REQUIRED ACTION: Look through the entries below and report every line that has "Holstenstraße".
EXTRACTED ENTRIES START
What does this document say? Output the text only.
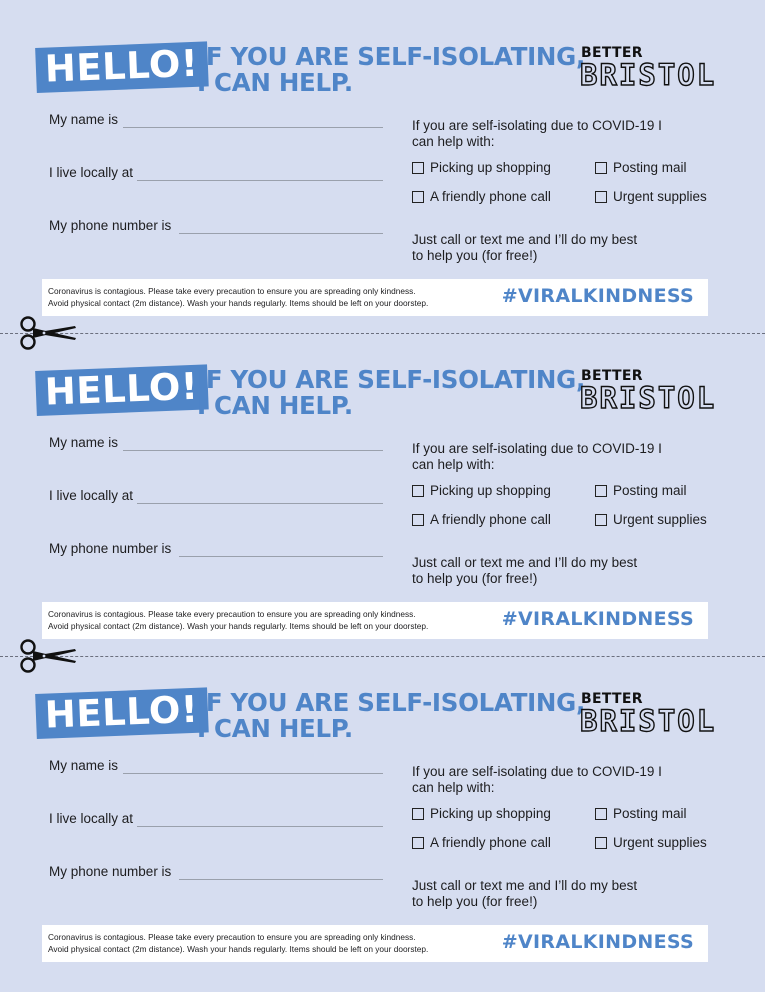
HELLO!
IF YOU ARE SELF-ISOLATING,
I CAN HELP.
BETTER
BRISTOL
My name is
I live locally at
My phone number is
If you are self-isolating due to COVID-19 I can help with:
Picking up shopping	Posting mail
A friendly phone call	Urgent supplies
Just call or text me and I’ll do my best to help you (for free!)
Coronavirus is contagious. Please take every precaution to ensure you are spreading only kindness.
Avoid physical contact (2m distance). Wash your hands regularly. Items should be left on your doorstep.	#VIRALKINDNESS
HELLO!
IF YOU ARE SELF-ISOLATING,
I CAN HELP.
BETTER
BRISTOL
My name is
I live locally at
My phone number is
If you are self-isolating due to COVID-19 I can help with:
Picking up shopping	Posting mail
A friendly phone call	Urgent supplies
Just call or text me and I’ll do my best to help you (for free!)
Coronavirus is contagious. Please take every precaution to ensure you are spreading only kindness.
Avoid physical contact (2m distance). Wash your hands regularly. Items should be left on your doorstep.	#VIRALKINDNESS
HELLO!
IF YOU ARE SELF-ISOLATING,
I CAN HELP.
BETTER
BRISTOL
My name is
I live locally at
My phone number is
If you are self-isolating due to COVID-19 I can help with:
Picking up shopping	Posting mail
A friendly phone call	Urgent supplies
Just call or text me and I’ll do my best to help you (for free!)
Coronavirus is contagious. Please take every precaution to ensure you are spreading only kindness.
Avoid physical contact (2m distance). Wash your hands regularly. Items should be left on your doorstep.	#VIRALKINDNESS
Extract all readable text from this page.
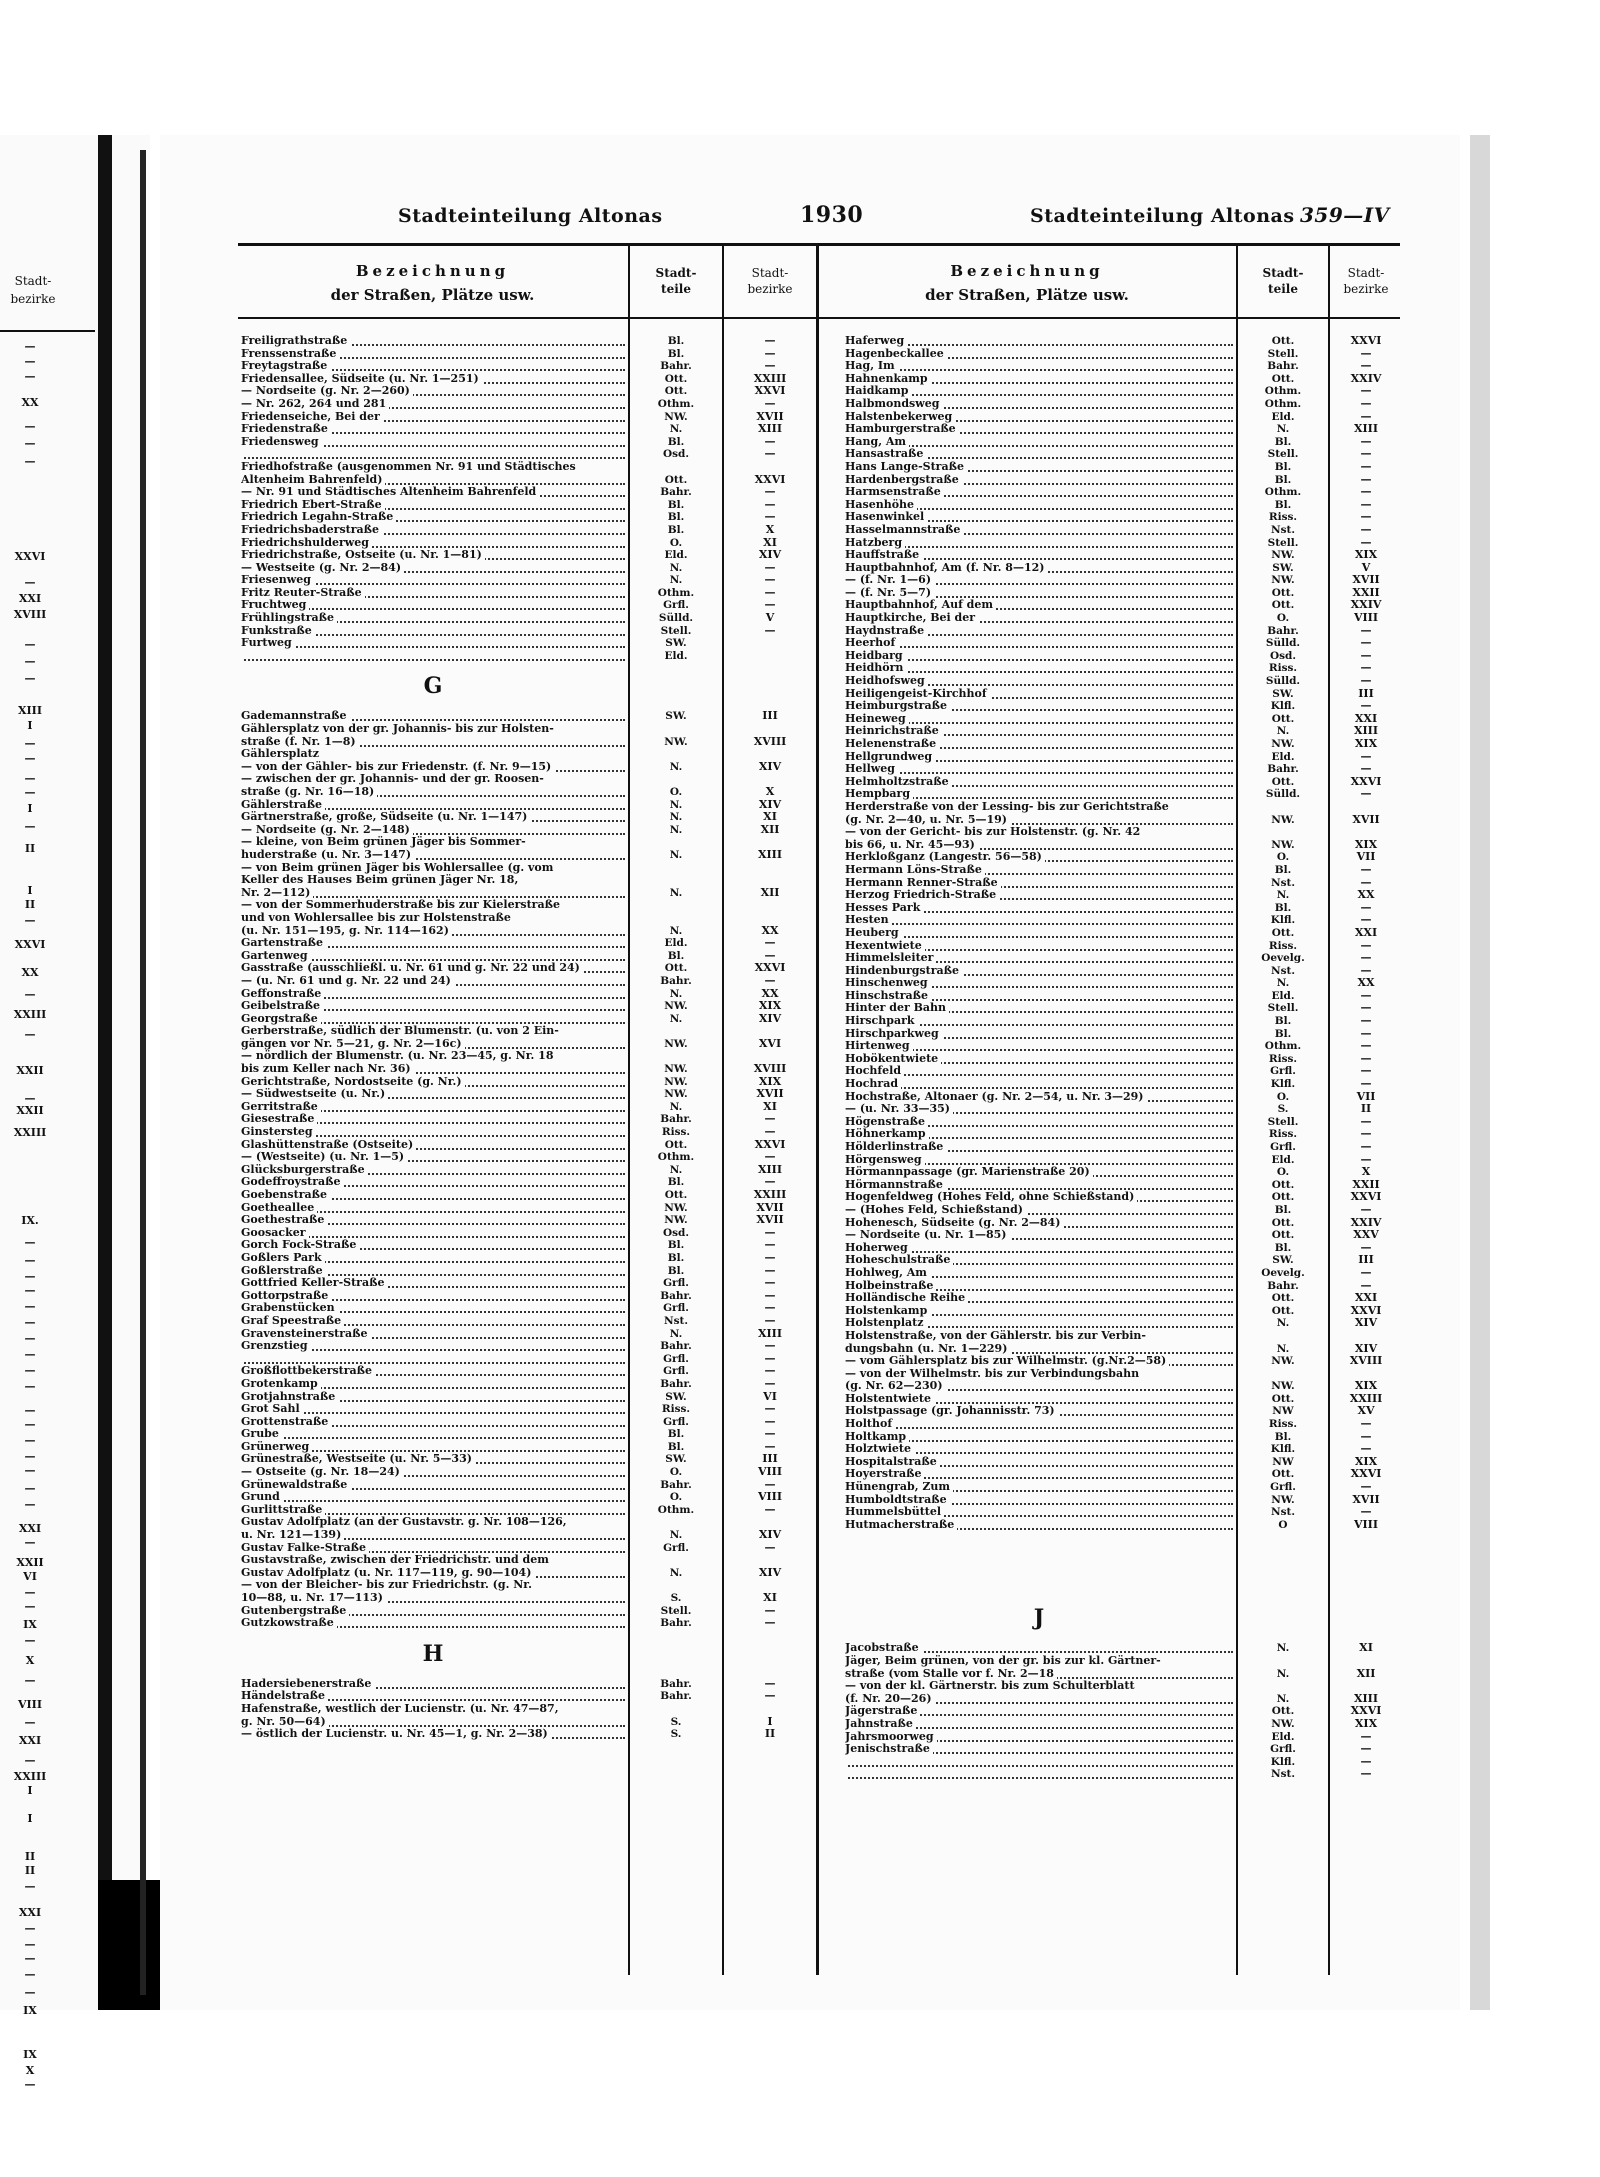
Stadt-
bezirke
—
—
—
XX
—
—
—
XXVI
—
XXI
XVIII
—
—
—
XIII
I
—
—
—
—
I
—
II
I
II
—
XXVI
XX
—
XXIII
—
XXII
—
XXII
XXIII
IX.
—
—
—
—
—
—
—
—
—
—
—
—
—
—
—
—
—
XXI
—
XXII
VI
—
—
IX
—
X
—
VIII
—
XXI
—
XXIII
I
I
II
II
—
XXI
—
—
—
—
—
IX
IX
X
—
Stadteinteilung Altonas	1930	Stadteinteilung Altonas 359—IV
Bezeichnung
der Straßen, Plätze usw.
Stadt-
teile
Stadt-
bezirke
Bezeichnung
der Straßen, Plätze usw.
Stadt-
teile
Stadt-
bezirke
Freiligrathstraße
Frenssenstraße
Freytagstraße
Friedensallee, Südseite (u. Nr. 1—251)
— Nordseite (g. Nr. 2—260)
— Nr. 262, 264 und 281
Friedenseiche, Bei der
Friedenstraße
Friedensweg
Friedhofstraße (ausgenommen Nr. 91 und Städtisches
Altenheim Bahrenfeld)
— Nr. 91 und Städtisches Altenheim Bahrenfeld
Friedrich Ebert-Straße
Friedrich Legahn-Straße
Friedrichsbaderstraße
Friedrichshulderweg
Friedrichstraße, Ostseite (u. Nr. 1—81)
— Westseite (g. Nr. 2—84)
Friesenweg
Fritz Reuter-Straße
Fruchtweg
Frühlingstraße
Funkstraße
Furtweg
G
Gademannstraße
Gählersplatz von der gr. Johannis- bis zur Holsten-
straße (f. Nr. 1—8)
Gählersplatz
— von der Gähler- bis zur Friedenstr. (f. Nr. 9—15)
— zwischen der gr. Johannis- und der gr. Roosen-
straße (g. Nr. 16—18)
Gählerstraße
Gärtnerstraße, große, Südseite (u. Nr. 1—147)
— Nordseite (g. Nr. 2—148)
— kleine, von Beim grünen Jäger bis Sommer-
huderstraße (u. Nr. 3—147)
— von Beim grünen Jäger bis Wohlersallee (g. vom
Keller des Hauses Beim grünen Jäger Nr. 18,
Nr. 2—112)
— von der Sommerhuderstraße bis zur Kielerstraße
und von Wohlersallee bis zur Holstenstraße
(u. Nr. 151—195, g. Nr. 114—162)
Gartenstraße
Gartenweg
Gasstraße (ausschließl. u. Nr. 61 und g. Nr. 22 und 24)
— (u. Nr. 61 und g. Nr. 22 und 24)
Geffonstraße
Geibelstraße
Georgstraße
Gerberstraße, südlich der Blumenstr. (u. von 2 Ein-
gängen vor Nr. 5—21, g. Nr. 2—16c)
— nördlich der Blumenstr. (u. Nr. 23—45, g. Nr. 18
bis zum Keller nach Nr. 36)
Gerichtstraße, Nordostseite (g. Nr.)
— Südwestseite (u. Nr.)
Gerritstraße
Giesestraße
Ginstersteg
Glashüttenstraße (Ostseite)
— (Westseite) (u. Nr. 1—5)
Glücksburgerstraße
Godeffroystraße
Goebenstraße
Goetheallee
Goethestraße
Goosacker
Gorch Fock-Straße
Goßlers Park
Goßlerstraße
Gottfried Keller-Straße
Gottorpstraße
Grabenstücken
Graf Speestraße
Gravensteinerstraße
Grenzstieg
Großflottbekerstraße
Grotenkamp
Grotjahnstraße
Grot Sahl
Grottenstraße
Grube
Grünerweg
Grünestraße, Westseite (u. Nr. 5—33)
— Ostseite (g. Nr. 18—24)
Grünewaldstraße
Grund
Gurlittstraße
Gustav Adolfplatz (an der Gustavstr. g. Nr. 108—126,
u. Nr. 121—139)
Gustav Falke-Straße
Gustavstraße, zwischen der Friedrichstr. und dem
Gustav Adolfplatz (u. Nr. 117—119, g. 90—104)
— von der Bleicher- bis zur Friedrichstr. (g. Nr.
10—88, u. Nr. 17—113)
Gutenbergstraße
Gutzkowstraße
H
Hadersiebenerstraße
Händelstraße
Hafenstraße, westlich der Lucienstr. (u. Nr. 47—87,
g. Nr. 50—64)
— östlich der Lucienstr. u. Nr. 45—1, g. Nr. 2—38)
Bl.
Bl.
Bahr.
Ott.
Ott.
Othm.
NW.
N.
Bl.
Osd.
Ott.
Bahr.
Bl.
Bl.
Bl.
O.
Eld.
N.
N.
Othm.
Grfl.
Sülld.
Stell.
SW.
Eld.
SW.
NW.
N.
O.
N.
N.
N.
N.
N.
N.
Eld.
Bl.
Ott.
Bahr.
N.
NW.
N.
NW.
NW.
NW.
NW.
N.
Bahr.
Riss.
Ott.
Othm.
N.
Bl.
Ott.
NW.
NW.
Osd.
Bl.
Bl.
Bl.
Grfl.
Bahr.
Grfl.
Nst.
N.
Bahr.
Grfl.
Grfl.
Bahr.
SW.
Riss.
Grfl.
Bl.
Bl.
SW.
O.
Bahr.
O.
Othm.
N.
Grfl.
N.
S.
Stell.
Bahr.
Bahr.
Bahr.
S.
S.
—
—
—
XXIII
XXVI
—
XVII
XIII
—
—
XXVI
—
—
—
X
XI
XIV
—
—
—
—
V
—
III
XVIII
XIV
X
XIV
XI
XII
XIII
XII
XX
—
—
XXVI
—
XX
XIX
XIV
XVI
XVIII
XIX
XVII
XI
—
—
XXVI
—
XIII
—
XXIII
XVII
XVII
—
—
—
—
—
—
—
—
XIII
—
—
—
—
VI
—
—
—
—
III
VIII
—
VIII
—
XIV
—
XIV
XI
—
—
—
—
I
II
Haferweg
Hagenbeckallee
Hag, Im
Hahnenkamp
Haidkamp
Halbmondsweg
Halstenbekerweg
Hamburgerstraße
Hang, Am
Hansastraße
Hans Lange-Straße
Hardenbergstraße
Harmsenstraße
Hasenhöhe
Hasenwinkel
Hasselmannstraße
Hatzberg
Hauffstraße
Hauptbahnhof, Am (f. Nr. 8—12)
— (f. Nr. 1—6)
— (f. Nr. 5—7)
Hauptbahnhof, Auf dem
Hauptkirche, Bei der
Haydnstraße
Heerhof
Heidbarg
Heidhörn
Heidhofsweg
Heiligengeist-Kirchhof
Heimburgstraße
Heineweg
Heinrichstraße
Helenenstraße
Hellgrundweg
Hellweg
Helmholtzstraße
Hempbarg
Herderstraße von der Lessing- bis zur Gerichtstraße
(g. Nr. 2—40, u. Nr. 5—19)
— von der Gericht- bis zur Holstenstr. (g. Nr. 42
bis 66, u. Nr. 45—93)
Herkloßganz (Langestr. 56—58)
Hermann Löns-Straße
Hermann Renner-Straße
Herzog Friedrich-Straße
Hesses Park
Hesten
Heuberg
Hexentwiete
Himmelsleiter
Hindenburgstraße
Hinschenweg
Hinschstraße
Hinter der Bahn
Hirschpark
Hirschparkweg
Hirtenweg
Hobökentwiete
Hochfeld
Hochrad
Hochstraße, Altonaer (g. Nr. 2—54, u. Nr. 3—29)
— (u. Nr. 33—35)
Högenstraße
Höhnerkamp
Hölderlinstraße
Hörgensweg
Hörmannpassage (gr. Marienstraße 20)
Hörmannstraße
Hogenfeldweg (Hohes Feld, ohne Schießstand)
— (Hohes Feld, Schießstand)
Hohenesch, Südseite (g. Nr. 2—84)
— Nordseite (u. Nr. 1—85)
Hoherweg
Hoheschulstraße
Hohlweg, Am
Holbeinstraße
Holländische Reihe
Holstenkamp
Holstenplatz
Holstenstraße, von der Gählerstr. bis zur Verbin-
dungsbahn (u. Nr. 1—229)
— vom Gählersplatz bis zur Wilhelmstr. (g.Nr.2—58)
— von der Wilhelmstr. bis zur Verbindungsbahn
(g. Nr. 62—230)
Holstentwiete
Holstpassage (gr. Johannisstr. 73)
Holthof
Holtkamp
Holztwiete
Hospitalstraße
Hoyerstraße
Hünengrab, Zum
Humboldtstraße
Hummelsbüttel
Hutmacherstraße
J
Jacobstraße
Jäger, Beim grünen, von der gr. bis zur kl. Gärtner-
straße (vom Stalle vor f. Nr. 2—18
— von der kl. Gärtnerstr. bis zum Schulterblatt
(f. Nr. 20—26)
Jägerstraße
Jahnstraße
Jahrsmoorweg
Jenischstraße
Ott.
Stell.
Bahr.
Ott.
Othm.
Othm.
Eld.
N.
Bl.
Stell.
Bl.
Bl.
Othm.
Bl.
Riss.
Nst.
Stell.
NW.
SW.
NW.
Ott.
Ott.
O.
Bahr.
Sülld.
Osd.
Riss.
Sülld.
SW.
Klfl.
Ott.
N.
NW.
Eld.
Bahr.
Ott.
Sülld.
NW.
NW.
O.
Bl.
Nst.
N.
Bl.
Klfl.
Ott.
Riss.
Oevelg.
Nst.
N.
Eld.
Stell.
Bl.
Bl.
Othm.
Riss.
Grfl.
Klfl.
O.
S.
Stell.
Riss.
Grfl.
Eld.
O.
Ott.
Ott.
Bl.
Ott.
Ott.
Bl.
SW.
Oevelg.
Bahr.
Ott.
Ott.
N.
N.
NW.
NW.
Ott.
NW
Riss.
Bl.
Klfl.
NW
Ott.
Grfl.
NW.
Nst.
O
N.
N.
N.
Ott.
NW.
Eld.
Grfl.
Klfl.
Nst.
XXVI
—
—
XXIV
—
—
—
XIII
—
—
—
—
—
—
—
—
—
XIX
V
XVII
XXII
XXIV
VIII
—
—
—
—
—
III
—
XXI
XIII
XIX
—
—
XXVI
—
XVII
XIX
VII
—
—
XX
—
—
XXI
—
—
—
XX
—
—
—
—
—
—
—
—
VII
II
—
—
—
—
X
XXII
XXVI
—
XXIV
XXV
—
III
—
—
XXI
XXVI
XIV
XIV
XVIII
XIX
XXIII
XV
—
—
—
XIX
XXVI
—
XVII
—
VIII
XI
XII
XIII
XXVI
XIX
—
—
—
—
EXTRACTED ENTRIES END
ANSWER TO THIS PROBLEM:
und von Wohlersallee bis zur Holstenstraße
Holstenstraße, von der Gählerstr. bis zur Verbin-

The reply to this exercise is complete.